▶ _GIVEN DATA_:
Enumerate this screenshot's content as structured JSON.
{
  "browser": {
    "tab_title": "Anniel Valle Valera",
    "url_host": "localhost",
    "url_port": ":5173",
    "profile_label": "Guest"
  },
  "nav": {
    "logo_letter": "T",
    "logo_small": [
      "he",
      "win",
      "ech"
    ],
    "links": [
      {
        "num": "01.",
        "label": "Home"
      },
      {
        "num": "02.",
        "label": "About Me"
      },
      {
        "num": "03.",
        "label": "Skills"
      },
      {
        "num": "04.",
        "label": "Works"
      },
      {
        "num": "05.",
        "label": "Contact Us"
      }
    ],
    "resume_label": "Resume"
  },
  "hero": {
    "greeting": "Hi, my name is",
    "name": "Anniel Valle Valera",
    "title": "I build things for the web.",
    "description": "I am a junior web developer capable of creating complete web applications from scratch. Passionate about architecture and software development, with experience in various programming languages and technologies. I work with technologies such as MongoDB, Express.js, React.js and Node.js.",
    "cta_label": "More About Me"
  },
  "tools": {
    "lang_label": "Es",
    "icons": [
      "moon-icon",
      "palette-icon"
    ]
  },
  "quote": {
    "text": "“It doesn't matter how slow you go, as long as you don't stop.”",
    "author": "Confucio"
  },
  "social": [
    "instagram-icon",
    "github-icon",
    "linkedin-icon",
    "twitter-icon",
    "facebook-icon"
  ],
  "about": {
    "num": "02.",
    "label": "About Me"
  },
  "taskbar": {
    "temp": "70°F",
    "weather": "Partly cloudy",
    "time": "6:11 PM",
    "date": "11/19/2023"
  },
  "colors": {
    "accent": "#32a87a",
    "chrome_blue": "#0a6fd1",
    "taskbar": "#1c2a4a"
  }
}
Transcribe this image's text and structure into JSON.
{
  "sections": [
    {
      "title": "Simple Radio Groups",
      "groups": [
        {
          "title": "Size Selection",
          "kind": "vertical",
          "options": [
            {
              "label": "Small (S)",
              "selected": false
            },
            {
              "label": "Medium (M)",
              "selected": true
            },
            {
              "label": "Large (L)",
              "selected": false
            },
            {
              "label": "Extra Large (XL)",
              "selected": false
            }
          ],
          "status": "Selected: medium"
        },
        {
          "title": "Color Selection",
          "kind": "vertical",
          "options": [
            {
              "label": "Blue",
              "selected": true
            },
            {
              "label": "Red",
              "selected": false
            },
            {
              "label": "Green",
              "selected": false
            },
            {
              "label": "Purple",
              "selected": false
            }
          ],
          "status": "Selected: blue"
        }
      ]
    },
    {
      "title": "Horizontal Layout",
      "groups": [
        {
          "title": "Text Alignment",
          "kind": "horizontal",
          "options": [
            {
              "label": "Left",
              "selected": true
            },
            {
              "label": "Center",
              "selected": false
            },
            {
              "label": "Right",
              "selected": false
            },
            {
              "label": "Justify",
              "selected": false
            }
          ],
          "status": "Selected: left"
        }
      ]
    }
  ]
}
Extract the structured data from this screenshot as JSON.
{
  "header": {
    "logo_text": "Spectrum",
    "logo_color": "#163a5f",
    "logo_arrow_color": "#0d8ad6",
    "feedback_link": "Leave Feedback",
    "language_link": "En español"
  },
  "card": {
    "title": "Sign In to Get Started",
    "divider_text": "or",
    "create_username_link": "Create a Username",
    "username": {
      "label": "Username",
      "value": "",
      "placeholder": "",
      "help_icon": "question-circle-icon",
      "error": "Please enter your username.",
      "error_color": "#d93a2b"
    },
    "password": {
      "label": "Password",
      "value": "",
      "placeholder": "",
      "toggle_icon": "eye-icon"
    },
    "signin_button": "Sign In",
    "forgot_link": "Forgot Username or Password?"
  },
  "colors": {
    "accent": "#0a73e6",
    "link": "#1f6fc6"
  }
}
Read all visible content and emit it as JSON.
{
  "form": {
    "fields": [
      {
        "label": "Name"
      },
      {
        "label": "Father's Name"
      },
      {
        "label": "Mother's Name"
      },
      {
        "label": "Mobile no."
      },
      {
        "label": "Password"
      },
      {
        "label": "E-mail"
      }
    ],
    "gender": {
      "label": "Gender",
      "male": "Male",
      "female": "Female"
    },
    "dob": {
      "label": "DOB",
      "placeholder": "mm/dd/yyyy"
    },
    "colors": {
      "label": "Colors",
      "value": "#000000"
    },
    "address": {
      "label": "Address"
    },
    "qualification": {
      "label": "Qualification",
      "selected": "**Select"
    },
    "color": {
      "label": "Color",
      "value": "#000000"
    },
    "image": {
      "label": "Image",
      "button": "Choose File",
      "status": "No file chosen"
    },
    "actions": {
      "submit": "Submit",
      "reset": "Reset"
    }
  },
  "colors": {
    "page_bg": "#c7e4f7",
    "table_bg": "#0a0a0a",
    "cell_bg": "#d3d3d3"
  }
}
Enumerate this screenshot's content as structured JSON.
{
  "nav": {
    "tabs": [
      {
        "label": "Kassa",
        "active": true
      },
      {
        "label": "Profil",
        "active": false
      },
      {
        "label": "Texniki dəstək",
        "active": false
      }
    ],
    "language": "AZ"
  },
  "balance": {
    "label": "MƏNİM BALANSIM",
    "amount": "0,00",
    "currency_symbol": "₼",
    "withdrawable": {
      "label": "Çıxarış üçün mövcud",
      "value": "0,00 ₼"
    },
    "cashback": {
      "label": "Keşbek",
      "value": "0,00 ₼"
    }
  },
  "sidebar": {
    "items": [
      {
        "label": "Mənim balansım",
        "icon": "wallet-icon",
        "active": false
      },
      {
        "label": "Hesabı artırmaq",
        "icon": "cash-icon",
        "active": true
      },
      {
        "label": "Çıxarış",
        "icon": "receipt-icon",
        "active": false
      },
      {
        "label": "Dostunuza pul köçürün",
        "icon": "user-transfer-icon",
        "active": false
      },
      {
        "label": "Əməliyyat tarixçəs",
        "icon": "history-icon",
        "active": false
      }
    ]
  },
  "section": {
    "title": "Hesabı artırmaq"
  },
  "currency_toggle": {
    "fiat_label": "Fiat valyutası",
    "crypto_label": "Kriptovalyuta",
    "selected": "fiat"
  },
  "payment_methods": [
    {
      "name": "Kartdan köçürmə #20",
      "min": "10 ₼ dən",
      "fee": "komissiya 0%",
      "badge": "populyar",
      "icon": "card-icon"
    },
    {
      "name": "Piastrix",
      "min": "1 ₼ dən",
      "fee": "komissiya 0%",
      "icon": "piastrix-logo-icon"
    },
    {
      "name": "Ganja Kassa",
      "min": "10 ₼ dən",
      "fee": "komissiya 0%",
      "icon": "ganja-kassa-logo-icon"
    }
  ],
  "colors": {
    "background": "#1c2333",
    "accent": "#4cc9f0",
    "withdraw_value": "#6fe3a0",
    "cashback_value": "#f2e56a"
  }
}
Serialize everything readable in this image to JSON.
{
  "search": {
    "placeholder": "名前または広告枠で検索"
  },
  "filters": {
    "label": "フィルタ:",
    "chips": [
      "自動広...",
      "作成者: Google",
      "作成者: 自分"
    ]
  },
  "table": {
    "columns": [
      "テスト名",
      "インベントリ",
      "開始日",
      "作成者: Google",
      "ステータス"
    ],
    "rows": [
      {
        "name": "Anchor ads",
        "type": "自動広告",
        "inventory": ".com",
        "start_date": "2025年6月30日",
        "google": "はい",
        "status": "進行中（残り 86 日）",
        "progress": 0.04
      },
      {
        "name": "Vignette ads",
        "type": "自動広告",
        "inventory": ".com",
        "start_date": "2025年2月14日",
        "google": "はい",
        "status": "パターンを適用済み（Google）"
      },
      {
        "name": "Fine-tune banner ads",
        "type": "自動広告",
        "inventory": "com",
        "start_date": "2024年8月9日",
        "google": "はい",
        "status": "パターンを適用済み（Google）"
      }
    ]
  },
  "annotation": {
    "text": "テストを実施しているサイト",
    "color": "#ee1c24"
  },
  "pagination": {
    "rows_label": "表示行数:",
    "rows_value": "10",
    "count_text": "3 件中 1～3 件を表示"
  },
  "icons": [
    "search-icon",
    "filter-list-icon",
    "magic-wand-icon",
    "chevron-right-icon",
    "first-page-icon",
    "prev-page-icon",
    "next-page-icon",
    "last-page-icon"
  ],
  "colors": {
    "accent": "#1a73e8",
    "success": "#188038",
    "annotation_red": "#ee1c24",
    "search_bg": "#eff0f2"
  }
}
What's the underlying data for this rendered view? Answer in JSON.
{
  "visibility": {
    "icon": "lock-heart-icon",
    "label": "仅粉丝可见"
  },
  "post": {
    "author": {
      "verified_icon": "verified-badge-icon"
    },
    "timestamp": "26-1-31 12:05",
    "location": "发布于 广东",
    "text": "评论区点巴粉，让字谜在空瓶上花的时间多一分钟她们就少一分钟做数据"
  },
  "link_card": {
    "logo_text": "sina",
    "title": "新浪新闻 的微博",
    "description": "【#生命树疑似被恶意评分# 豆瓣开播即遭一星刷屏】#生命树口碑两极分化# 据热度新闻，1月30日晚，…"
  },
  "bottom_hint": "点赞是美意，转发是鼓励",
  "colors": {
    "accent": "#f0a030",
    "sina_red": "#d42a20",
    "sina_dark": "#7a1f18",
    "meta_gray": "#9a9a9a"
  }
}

▶ _DIRECTIVE_:
From the data, list each line in which the string "Valle" appears.

▶ _ANSWER FOR THE TASK_:
    "tab_title": "Anniel Valle Valera",
    "name": "Anniel Valle Valera",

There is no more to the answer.